Work through the records below and tally every line containing "name". Reply with the total alone.

* [SOURCE RECORDS]:
___
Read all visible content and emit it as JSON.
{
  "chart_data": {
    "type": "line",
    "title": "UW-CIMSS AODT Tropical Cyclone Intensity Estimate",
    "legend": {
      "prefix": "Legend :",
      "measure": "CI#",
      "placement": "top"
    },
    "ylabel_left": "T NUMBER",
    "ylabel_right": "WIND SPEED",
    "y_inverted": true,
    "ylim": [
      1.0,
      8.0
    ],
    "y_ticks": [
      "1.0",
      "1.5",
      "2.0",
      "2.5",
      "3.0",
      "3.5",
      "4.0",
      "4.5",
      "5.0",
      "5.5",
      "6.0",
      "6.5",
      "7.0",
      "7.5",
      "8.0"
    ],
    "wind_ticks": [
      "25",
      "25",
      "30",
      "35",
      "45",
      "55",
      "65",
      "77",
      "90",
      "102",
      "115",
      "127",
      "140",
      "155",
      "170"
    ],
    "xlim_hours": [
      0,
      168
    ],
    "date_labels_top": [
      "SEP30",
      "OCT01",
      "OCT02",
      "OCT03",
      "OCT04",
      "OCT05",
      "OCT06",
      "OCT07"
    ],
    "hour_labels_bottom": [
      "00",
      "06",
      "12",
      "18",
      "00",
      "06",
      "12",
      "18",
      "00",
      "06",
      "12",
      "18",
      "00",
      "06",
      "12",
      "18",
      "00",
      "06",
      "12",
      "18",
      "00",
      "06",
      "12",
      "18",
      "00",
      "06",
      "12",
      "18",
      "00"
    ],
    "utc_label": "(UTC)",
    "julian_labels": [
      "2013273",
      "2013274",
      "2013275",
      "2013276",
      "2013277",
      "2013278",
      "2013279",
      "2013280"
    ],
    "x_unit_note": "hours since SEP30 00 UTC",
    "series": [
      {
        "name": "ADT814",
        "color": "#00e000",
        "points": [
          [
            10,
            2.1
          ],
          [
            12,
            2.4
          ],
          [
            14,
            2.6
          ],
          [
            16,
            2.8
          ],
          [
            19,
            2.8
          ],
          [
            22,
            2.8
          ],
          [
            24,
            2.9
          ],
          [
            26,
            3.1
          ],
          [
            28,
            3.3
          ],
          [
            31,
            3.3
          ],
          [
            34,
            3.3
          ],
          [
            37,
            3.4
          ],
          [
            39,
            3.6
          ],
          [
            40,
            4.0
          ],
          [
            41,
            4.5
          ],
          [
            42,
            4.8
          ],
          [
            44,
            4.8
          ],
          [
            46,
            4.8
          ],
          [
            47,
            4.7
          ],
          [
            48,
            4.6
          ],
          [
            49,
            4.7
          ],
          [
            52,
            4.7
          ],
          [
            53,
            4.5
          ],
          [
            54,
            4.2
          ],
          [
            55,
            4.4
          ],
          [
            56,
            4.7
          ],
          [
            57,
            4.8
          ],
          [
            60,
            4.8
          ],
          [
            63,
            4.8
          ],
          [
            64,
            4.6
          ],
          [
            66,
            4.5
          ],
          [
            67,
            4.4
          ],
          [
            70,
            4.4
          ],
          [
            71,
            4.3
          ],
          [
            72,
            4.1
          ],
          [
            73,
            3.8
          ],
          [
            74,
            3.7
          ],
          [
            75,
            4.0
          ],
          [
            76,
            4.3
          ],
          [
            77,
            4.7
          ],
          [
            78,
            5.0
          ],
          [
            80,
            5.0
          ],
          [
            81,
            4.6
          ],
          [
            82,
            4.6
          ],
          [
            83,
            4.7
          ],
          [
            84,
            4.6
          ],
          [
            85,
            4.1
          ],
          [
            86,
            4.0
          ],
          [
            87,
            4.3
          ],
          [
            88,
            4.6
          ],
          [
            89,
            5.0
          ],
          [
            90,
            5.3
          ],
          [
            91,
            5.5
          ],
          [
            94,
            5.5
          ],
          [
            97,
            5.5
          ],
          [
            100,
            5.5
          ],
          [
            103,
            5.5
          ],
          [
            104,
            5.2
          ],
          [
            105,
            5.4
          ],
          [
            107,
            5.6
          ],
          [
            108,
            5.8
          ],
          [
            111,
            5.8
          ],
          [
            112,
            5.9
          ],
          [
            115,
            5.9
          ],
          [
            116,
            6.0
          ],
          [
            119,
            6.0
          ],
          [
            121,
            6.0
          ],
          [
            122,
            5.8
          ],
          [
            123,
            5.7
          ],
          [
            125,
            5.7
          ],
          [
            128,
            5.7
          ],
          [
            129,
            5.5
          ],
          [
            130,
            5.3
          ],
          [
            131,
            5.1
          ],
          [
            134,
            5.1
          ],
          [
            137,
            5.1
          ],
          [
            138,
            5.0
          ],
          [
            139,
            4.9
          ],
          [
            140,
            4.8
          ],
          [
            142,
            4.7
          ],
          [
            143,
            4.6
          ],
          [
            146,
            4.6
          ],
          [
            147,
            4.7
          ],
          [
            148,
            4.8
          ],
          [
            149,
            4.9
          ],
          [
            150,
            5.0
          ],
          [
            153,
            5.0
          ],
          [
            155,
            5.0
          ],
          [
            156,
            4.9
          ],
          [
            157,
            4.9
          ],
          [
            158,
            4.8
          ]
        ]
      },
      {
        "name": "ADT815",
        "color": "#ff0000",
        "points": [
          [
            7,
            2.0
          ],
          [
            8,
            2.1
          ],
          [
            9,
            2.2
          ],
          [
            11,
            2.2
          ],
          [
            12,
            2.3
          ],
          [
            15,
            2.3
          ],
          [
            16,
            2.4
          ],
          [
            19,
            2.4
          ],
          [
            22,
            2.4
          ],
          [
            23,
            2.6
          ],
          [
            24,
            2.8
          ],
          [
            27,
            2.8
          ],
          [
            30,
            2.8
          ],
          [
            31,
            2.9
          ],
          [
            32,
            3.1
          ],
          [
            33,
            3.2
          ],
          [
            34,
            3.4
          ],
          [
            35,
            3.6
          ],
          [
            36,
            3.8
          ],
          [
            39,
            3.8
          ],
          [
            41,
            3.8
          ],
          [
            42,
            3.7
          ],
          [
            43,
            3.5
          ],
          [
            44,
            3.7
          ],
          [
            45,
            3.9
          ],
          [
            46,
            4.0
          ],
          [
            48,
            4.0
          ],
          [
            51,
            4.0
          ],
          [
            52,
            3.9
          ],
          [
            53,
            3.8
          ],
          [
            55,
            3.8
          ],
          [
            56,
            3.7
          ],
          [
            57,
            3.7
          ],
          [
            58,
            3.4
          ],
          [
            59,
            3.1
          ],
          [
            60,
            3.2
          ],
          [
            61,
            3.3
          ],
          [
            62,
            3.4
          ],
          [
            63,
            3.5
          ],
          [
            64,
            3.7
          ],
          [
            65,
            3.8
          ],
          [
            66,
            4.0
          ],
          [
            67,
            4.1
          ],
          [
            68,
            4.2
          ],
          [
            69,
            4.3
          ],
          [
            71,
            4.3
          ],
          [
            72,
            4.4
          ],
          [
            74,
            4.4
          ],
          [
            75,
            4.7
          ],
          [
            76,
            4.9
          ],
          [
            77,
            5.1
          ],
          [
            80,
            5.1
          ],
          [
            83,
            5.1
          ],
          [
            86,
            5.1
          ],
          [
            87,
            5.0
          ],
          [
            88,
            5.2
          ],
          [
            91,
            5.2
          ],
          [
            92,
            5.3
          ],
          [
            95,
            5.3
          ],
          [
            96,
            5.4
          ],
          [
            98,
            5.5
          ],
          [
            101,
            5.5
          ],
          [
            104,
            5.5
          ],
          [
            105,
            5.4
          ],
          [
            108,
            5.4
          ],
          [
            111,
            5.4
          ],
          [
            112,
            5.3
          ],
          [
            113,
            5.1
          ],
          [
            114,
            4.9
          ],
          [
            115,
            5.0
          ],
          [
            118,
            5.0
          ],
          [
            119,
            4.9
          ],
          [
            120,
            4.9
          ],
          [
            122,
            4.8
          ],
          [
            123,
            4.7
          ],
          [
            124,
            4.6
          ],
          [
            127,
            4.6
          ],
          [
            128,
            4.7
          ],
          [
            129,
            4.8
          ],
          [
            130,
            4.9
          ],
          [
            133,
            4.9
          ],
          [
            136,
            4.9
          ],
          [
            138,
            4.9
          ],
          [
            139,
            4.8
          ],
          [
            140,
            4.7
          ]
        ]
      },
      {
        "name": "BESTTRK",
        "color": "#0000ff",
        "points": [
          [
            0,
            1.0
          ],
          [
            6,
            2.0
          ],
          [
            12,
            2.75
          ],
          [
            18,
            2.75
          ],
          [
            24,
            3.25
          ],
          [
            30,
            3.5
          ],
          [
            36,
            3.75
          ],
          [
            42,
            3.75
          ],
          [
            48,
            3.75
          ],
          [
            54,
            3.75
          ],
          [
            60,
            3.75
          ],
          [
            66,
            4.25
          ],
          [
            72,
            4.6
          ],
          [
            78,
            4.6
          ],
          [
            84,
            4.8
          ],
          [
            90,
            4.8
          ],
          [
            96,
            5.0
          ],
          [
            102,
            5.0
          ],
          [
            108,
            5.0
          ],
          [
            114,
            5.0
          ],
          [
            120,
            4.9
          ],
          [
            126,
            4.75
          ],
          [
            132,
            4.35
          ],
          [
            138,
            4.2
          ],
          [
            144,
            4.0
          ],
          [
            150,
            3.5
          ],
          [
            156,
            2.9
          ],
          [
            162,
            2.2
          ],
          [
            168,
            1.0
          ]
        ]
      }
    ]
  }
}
___
* [OUTPUT FOR THIS EXERCISE]: 3